▶ _Rows from a dataset_
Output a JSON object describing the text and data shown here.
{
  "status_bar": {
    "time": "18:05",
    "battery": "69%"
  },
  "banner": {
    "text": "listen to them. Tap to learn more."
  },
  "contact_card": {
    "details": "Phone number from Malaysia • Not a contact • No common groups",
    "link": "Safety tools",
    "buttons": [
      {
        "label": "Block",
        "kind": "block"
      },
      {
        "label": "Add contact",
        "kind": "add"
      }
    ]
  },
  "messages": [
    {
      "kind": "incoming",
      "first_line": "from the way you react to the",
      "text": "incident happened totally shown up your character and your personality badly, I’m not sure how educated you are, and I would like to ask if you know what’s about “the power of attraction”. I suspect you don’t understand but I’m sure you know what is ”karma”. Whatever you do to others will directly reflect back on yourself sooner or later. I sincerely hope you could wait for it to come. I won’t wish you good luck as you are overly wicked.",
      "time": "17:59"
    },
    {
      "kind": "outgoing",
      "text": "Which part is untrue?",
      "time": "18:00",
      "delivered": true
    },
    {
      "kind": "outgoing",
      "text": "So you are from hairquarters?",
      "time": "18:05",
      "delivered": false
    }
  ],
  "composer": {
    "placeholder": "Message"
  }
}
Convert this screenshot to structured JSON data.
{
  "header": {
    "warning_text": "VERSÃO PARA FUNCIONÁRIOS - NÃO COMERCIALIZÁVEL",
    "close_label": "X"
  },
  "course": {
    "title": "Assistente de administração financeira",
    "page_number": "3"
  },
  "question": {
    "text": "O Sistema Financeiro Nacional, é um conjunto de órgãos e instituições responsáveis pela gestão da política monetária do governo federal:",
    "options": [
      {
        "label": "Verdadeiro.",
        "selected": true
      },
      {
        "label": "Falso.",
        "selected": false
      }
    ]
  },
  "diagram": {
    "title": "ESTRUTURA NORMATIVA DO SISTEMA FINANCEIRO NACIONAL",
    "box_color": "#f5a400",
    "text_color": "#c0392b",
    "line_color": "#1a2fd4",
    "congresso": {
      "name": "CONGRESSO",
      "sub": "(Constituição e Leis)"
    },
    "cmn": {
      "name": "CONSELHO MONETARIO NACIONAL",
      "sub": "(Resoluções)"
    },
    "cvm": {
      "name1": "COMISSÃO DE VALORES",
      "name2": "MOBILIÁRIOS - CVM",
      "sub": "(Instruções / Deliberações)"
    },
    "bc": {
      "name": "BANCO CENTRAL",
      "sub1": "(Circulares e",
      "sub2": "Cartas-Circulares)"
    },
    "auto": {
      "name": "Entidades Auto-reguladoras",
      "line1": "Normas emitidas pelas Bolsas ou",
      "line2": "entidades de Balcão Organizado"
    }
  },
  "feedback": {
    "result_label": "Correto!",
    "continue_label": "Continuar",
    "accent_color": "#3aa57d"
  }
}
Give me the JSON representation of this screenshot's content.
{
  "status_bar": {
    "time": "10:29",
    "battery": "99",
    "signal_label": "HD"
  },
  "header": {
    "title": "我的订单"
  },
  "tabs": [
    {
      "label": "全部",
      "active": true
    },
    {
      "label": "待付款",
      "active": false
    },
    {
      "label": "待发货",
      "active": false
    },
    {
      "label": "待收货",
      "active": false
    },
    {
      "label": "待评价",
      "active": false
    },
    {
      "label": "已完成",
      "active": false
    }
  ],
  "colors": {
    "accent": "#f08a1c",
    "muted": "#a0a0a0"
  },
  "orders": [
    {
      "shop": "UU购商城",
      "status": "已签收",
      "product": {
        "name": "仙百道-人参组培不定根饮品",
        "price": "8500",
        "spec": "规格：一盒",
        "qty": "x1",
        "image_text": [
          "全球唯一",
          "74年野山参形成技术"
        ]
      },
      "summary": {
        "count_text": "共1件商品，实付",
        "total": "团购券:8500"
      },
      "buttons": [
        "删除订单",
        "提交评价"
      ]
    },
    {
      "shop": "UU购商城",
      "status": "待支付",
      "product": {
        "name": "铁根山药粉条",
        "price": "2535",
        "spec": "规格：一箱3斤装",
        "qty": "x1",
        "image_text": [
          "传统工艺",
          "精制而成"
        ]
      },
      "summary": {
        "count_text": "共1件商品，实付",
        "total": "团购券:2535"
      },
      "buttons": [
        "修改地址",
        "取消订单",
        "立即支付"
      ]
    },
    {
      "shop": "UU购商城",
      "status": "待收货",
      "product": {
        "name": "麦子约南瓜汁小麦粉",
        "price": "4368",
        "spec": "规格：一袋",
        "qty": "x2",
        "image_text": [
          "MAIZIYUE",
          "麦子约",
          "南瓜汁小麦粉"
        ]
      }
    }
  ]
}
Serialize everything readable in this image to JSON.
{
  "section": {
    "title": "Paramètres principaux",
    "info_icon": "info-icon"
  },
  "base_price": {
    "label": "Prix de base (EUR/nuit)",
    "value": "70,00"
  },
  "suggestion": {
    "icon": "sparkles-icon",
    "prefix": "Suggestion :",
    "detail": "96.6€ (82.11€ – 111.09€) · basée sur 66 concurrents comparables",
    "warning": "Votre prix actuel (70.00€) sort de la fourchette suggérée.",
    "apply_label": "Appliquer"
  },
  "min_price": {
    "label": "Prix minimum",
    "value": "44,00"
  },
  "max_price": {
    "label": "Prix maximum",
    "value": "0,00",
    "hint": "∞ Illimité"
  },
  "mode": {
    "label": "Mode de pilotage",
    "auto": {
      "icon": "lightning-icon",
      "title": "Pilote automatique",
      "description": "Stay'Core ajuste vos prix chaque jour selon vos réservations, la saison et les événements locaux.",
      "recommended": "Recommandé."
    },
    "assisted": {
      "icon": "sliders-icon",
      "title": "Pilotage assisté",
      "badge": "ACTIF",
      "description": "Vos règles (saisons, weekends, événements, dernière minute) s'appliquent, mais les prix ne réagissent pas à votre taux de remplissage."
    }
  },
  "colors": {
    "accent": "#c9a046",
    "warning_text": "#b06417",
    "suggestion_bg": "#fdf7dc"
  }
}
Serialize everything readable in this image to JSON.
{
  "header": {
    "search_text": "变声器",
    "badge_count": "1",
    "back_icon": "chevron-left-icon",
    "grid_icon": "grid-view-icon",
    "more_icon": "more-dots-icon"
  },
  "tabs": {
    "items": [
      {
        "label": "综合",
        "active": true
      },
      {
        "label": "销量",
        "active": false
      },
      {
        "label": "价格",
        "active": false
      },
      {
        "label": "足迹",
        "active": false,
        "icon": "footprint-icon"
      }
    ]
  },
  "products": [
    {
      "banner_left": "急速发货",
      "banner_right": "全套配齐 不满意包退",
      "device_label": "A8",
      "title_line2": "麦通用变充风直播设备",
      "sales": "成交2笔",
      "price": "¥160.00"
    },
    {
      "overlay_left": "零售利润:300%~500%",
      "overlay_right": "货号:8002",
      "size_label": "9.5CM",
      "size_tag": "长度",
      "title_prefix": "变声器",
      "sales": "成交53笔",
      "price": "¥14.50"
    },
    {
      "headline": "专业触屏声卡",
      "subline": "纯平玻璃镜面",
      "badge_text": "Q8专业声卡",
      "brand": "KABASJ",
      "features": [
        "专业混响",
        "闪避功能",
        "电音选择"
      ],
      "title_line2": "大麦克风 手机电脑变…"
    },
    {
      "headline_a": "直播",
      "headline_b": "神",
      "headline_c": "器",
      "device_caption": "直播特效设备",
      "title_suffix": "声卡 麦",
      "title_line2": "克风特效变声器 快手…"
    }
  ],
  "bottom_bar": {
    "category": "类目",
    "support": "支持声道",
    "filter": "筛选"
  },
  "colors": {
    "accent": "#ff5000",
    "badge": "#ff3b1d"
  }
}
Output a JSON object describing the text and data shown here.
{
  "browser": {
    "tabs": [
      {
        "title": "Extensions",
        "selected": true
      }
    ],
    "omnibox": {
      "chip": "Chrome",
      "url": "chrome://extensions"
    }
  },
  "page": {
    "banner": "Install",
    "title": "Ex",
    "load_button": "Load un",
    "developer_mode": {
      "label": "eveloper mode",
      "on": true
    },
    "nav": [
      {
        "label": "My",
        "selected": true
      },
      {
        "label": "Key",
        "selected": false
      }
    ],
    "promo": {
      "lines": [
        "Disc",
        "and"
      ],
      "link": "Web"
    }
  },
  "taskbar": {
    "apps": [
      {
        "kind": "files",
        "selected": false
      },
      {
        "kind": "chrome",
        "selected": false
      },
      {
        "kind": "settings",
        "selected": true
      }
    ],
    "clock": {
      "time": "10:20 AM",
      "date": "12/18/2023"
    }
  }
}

▶ _Given instruction_
Reproduce every line of the listing above in which the string "kind" appears.

▶ _Complete answer_
        "kind": "block"
        "kind": "add"
      "kind": "incoming",
      "kind": "outgoing",
      "kind": "outgoing",
        "kind": "files",
        "kind": "chrome",
        "kind": "settings",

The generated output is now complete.